#### Task description:
Look through the material below for "二十四孝图". Copy every line that contains it.

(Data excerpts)

══════

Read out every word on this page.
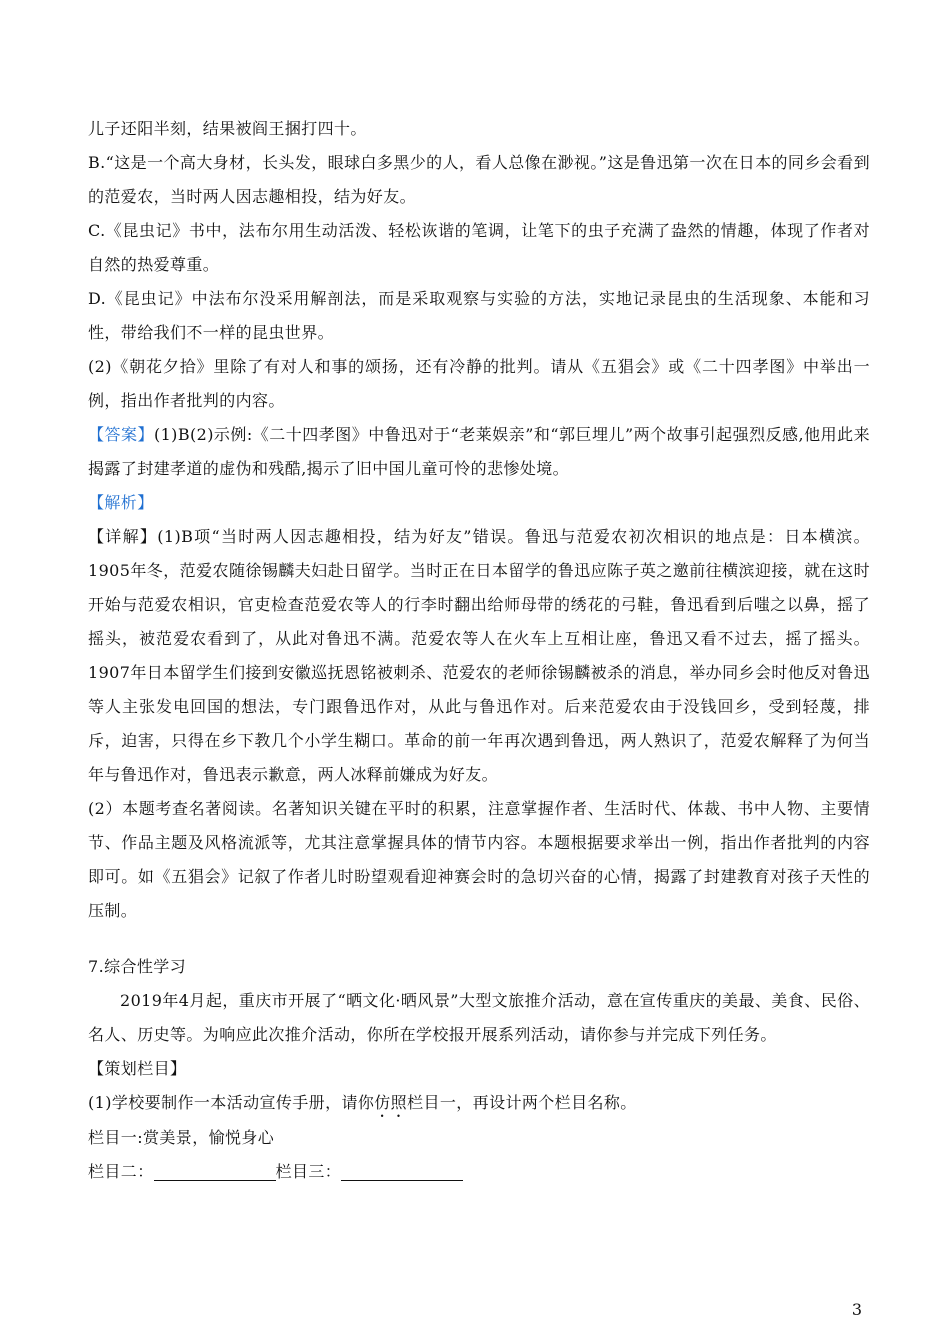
儿子还阳半刻，结果被阎王捆打四十。

B.“这是一个高大身材，长头发，眼球白多黑少的人，看人总像在渺视。”这是鲁迅第一次在日本的同乡会看到的范爱农，当时两人因志趣相投，结为好友。

C.《昆虫记》书中，法布尔用生动活泼、轻松诙谐的笔调，让笔下的虫子充满了盎然的情趣，体现了作者对自然的热爱尊重。

D.《昆虫记》中法布尔没采用解剖法，而是采取观察与实验的方法，实地记录昆虫的生活现象、本能和习性，带给我们不一样的昆虫世界。

(2)《朝花夕拾》里除了有对人和事的颂扬，还有冷静的批判。请从《五猖会》或《二十四孝图》中举出一例，指出作者批判的内容。

【答案】(1)B(2)示例:《二十四孝图》中鲁迅对于“老莱娱亲”和“郭巨埋儿”两个故事引起强烈反感,他用此来揭露了封建孝道的虚伪和残酷,揭示了旧中国儿童可怜的悲惨处境。

【解析】

【详解】(1)B项“当时两人因志趣相投，结为好友”错误。鲁迅与范爱农初次相识的地点是：日本横滨。1905年冬，范爱农随徐锡麟夫妇赴日留学。当时正在日本留学的鲁迅应陈子英之邀前往横滨迎接，就在这时开始与范爱农相识，官吏检查范爱农等人的行李时翻出给师母带的绣花的弓鞋，鲁迅看到后嗤之以鼻，摇了摇头，被范爱农看到了，从此对鲁迅不满。范爱农等人在火车上互相让座，鲁迅又看不过去，摇了摇头。1907年日本留学生们接到安徽巡抚恩铭被刺杀、范爱农的老师徐锡麟被杀的消息，举办同乡会时他反对鲁迅等人主张发电回国的想法，专门跟鲁迅作对，从此与鲁迅作对。后来范爱农由于没钱回乡，受到轻蔑，排斥，迫害，只得在乡下教几个小学生糊口。革命的前一年再次遇到鲁迅，两人熟识了，范爱农解释了为何当年与鲁迅作对，鲁迅表示歉意，两人冰释前嫌成为好友。

(2）本题考查名著阅读。名著知识关键在平时的积累，注意掌握作者、生活时代、体裁、书中人物、主要情节、作品主题及风格流派等，尤其注意掌握具体的情节内容。本题根据要求举出一例，指出作者批判的内容即可。如《五猖会》记叙了作者儿时盼望观看迎神赛会时的急切兴奋的心情，揭露了封建教育对孩子天性的压制。

7.综合性学习

2019年4月起，重庆市开展了“晒文化·晒风景”大型文旅推介活动，意在宣传重庆的美最、美食、民俗、名人、历史等。为响应此次推介活动，你所在学校报开展系列活动，请你参与并完成下列任务。

【策划栏目】

(1)学校要制作一本活动宣传手册，请你仿照栏目一，再设计两个栏目名称。

栏目一:赏美景，愉悦身心

栏目二：	栏目三：

3
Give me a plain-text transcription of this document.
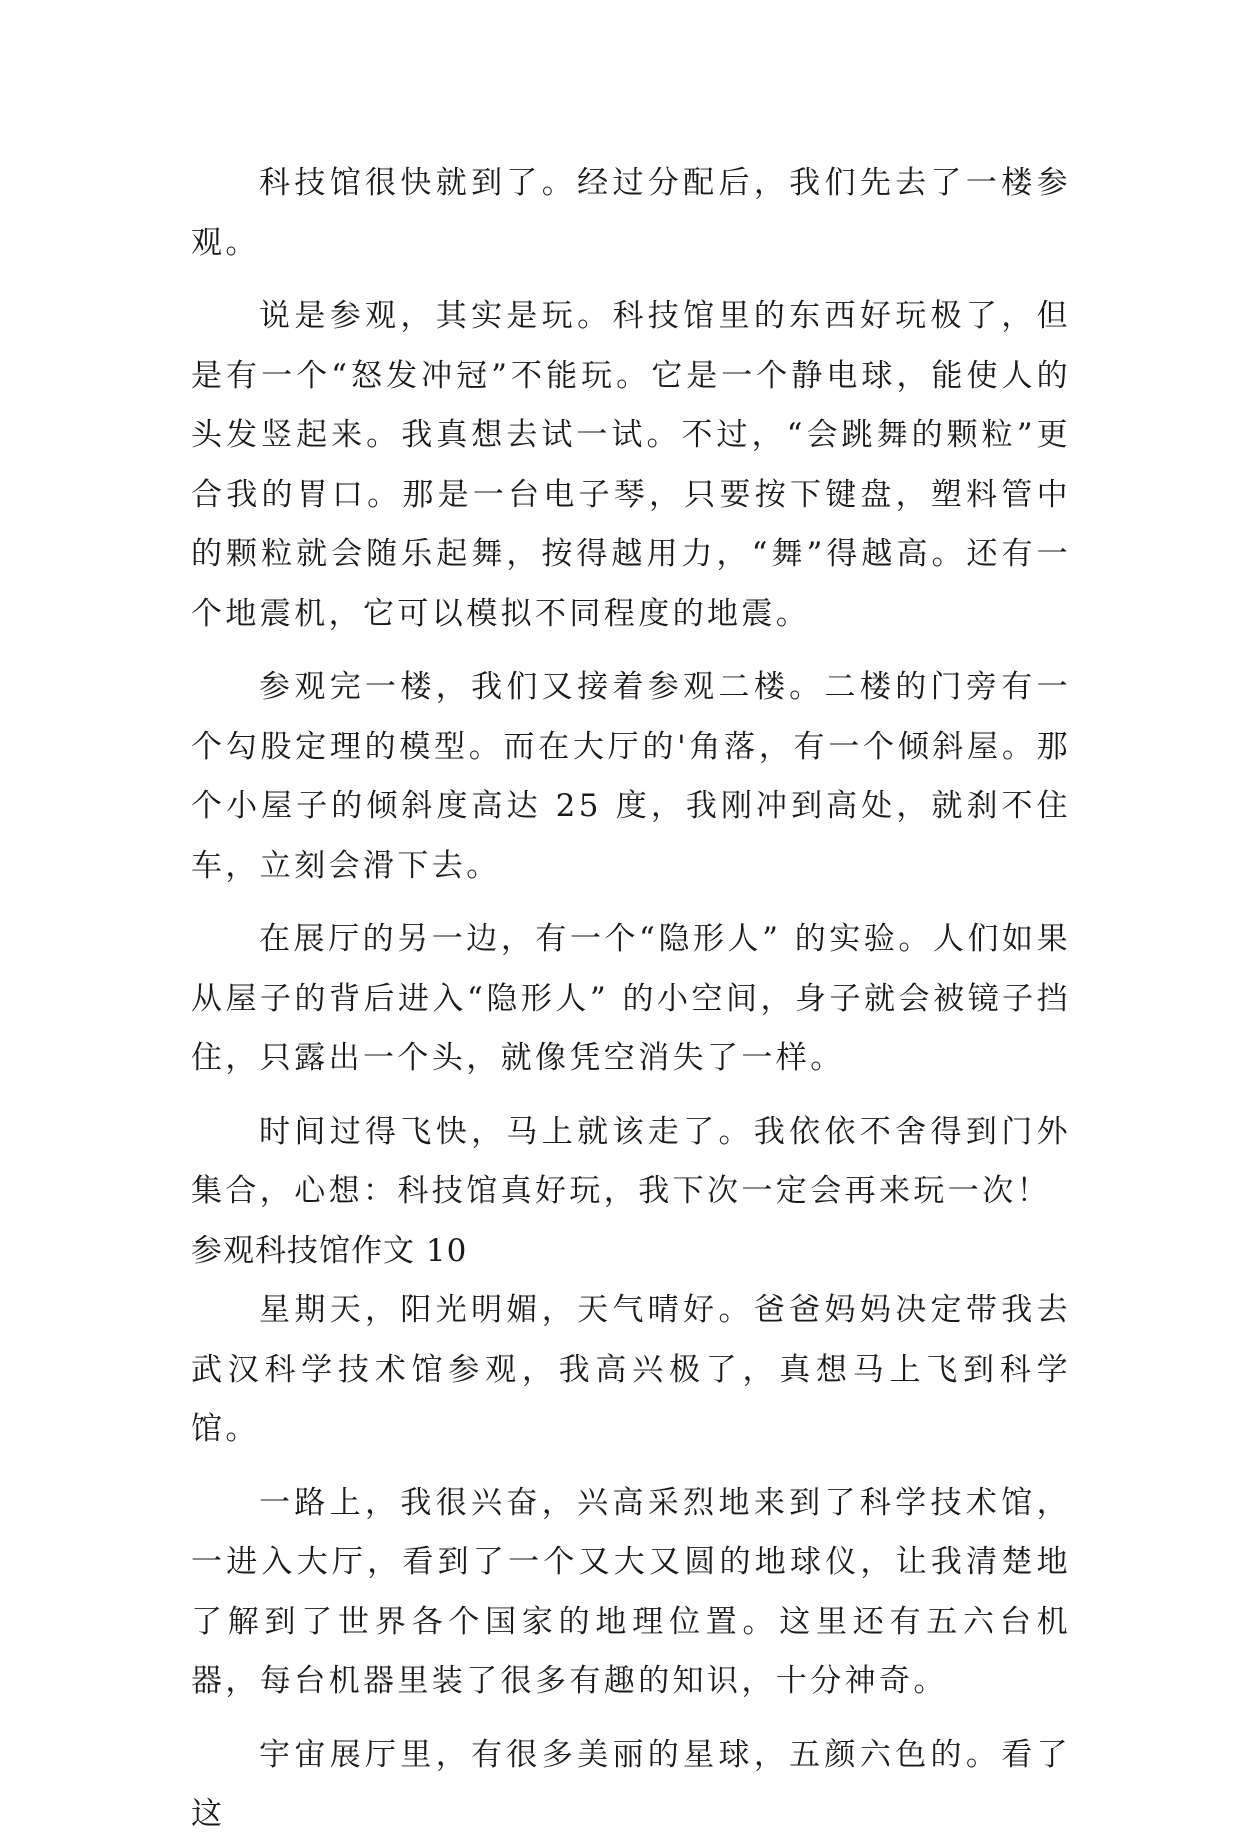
科技馆很快就到了。经过分配后，我们先去了一楼参观。

说是参观，其实是玩。科技馆里的东西好玩极了，但是有一个“怒发冲冠”不能玩。它是一个静电球，能使人的头发竖起来。我真想去试一试。不过，“会跳舞的颗粒”更合我的胃口。那是一台电子琴，只要按下键盘，塑料管中的颗粒就会随乐起舞，按得越用力，“舞”得越高。还有一个地震机，它可以模拟不同程度的地震。

参观完一楼，我们又接着参观二楼。二楼的门旁有一个勾股定理的模型。而在大厅的'角落，有一个倾斜屋。那个小屋子的倾斜度高达 25 度，我刚冲到高处，就刹不住车，立刻会滑下去。

在展厅的另一边，有一个“隐形人” 的实验。人们如果从屋子的背后进入“隐形人” 的小空间，身子就会被镜子挡住，只露出一个头，就像凭空消失了一样。

时间过得飞快，马上就该走了。我依依不舍得到门外集合，心想：科技馆真好玩，我下次一定会再来玩一次！

参观科技馆作文 10

星期天，阳光明媚，天气晴好。爸爸妈妈决定带我去武汉科学技术馆参观，我高兴极了，真想马上飞到科学馆。

一路上，我很兴奋，兴高采烈地来到了科学技术馆，一进入大厅，看到了一个又大又圆的地球仪，让我清楚地了解到了世界各个国家的地理位置。这里还有五六台机器，每台机器里装了很多有趣的知识，十分神奇。

宇宙展厅里，有很多美丽的星球，五颜六色的。看了这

══════

#### Expected answer:
(2)《朝花夕拾》里除了有对人和事的颂扬，还有冷静的批判。请从《五猖会》或《二十四孝图》中举出一例，指出作者批判的内容。
【答案】(1)B(2)示例:《二十四孝图》中鲁迅对于“老莱娱亲”和“郭巨埋儿”两个故事引起强烈反感,他用此来揭露了封建孝道的虚伪和残酷,揭示了旧中国儿童可怜的悲惨处境。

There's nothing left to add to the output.